§ **Goal of the exercise**:
Write out all the material exactly. Leave nothing out.

§ **Material provided**:
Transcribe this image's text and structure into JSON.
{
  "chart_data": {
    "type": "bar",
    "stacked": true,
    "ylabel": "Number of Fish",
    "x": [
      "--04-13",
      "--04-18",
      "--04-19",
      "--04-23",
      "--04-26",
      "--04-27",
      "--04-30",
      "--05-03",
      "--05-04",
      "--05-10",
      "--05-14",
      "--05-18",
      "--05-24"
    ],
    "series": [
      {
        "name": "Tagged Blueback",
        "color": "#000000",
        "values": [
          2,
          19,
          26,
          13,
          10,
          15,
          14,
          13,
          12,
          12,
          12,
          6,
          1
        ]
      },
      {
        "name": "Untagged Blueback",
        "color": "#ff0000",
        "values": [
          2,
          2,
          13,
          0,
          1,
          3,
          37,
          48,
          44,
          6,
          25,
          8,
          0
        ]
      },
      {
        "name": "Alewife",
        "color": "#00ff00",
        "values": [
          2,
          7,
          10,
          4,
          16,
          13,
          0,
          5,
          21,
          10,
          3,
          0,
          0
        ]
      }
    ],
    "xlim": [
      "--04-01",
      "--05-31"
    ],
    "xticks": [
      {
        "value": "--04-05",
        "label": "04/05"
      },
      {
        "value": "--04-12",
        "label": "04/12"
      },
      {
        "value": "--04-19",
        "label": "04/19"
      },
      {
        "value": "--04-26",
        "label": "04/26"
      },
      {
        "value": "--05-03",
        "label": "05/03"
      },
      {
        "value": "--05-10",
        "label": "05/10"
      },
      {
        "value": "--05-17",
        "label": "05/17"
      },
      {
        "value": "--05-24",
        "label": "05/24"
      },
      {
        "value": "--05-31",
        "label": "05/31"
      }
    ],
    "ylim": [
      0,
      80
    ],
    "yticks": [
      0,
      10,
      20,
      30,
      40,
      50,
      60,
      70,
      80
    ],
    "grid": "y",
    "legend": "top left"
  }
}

§ **Full response**:
Transcribe this image's text and structure into JSON.
{
  "chart_data": {
    "type": "bar",
    "stacked": true,
    "ylabel": "Number of Fish",
    "x": [
      "--04-13",
      "--04-18",
      "--04-19",
      "--04-23",
      "--04-26",
      "--04-27",
      "--04-30",
      "--05-03",
      "--05-04",
      "--05-10",
      "--05-14",
      "--05-18",
      "--05-24"
    ],
    "series": [
      {
        "name": "Tagged Blueback",
        "color": "#000000",
        "values": [
          2,
          19,
          26,
          13,
          10,
          15,
          14,
          13,
          12,
          12,
          12,
          6,
          1
        ]
      },
      {
        "name": "Untagged Blueback",
        "color": "#ff0000",
        "values": [
          2,
          2,
          13,
          0,
          1,
          3,
          37,
          48,
          44,
          6,
          25,
          8,
          0
        ]
      },
      {
        "name": "Alewife",
        "color": "#00ff00",
        "values": [
          2,
          7,
          10,
          4,
          16,
          13,
          0,
          5,
          21,
          10,
          3,
          0,
          0
        ]
      }
    ],
    "xlim": [
      "--04-01",
      "--05-31"
    ],
    "xticks": [
      {
        "value": "--04-05",
        "label": "04/05"
      },
      {
        "value": "--04-12",
        "label": "04/12"
      },
      {
        "value": "--04-19",
        "label": "04/19"
      },
      {
        "value": "--04-26",
        "label": "04/26"
      },
      {
        "value": "--05-03",
        "label": "05/03"
      },
      {
        "value": "--05-10",
        "label": "05/10"
      },
      {
        "value": "--05-17",
        "label": "05/17"
      },
      {
        "value": "--05-24",
        "label": "05/24"
      },
      {
        "value": "--05-31",
        "label": "05/31"
      }
    ],
    "ylim": [
      0,
      80
    ],
    "yticks": [
      0,
      10,
      20,
      30,
      40,
      50,
      60,
      70,
      80
    ],
    "grid": "y",
    "legend": "top left"
  }
}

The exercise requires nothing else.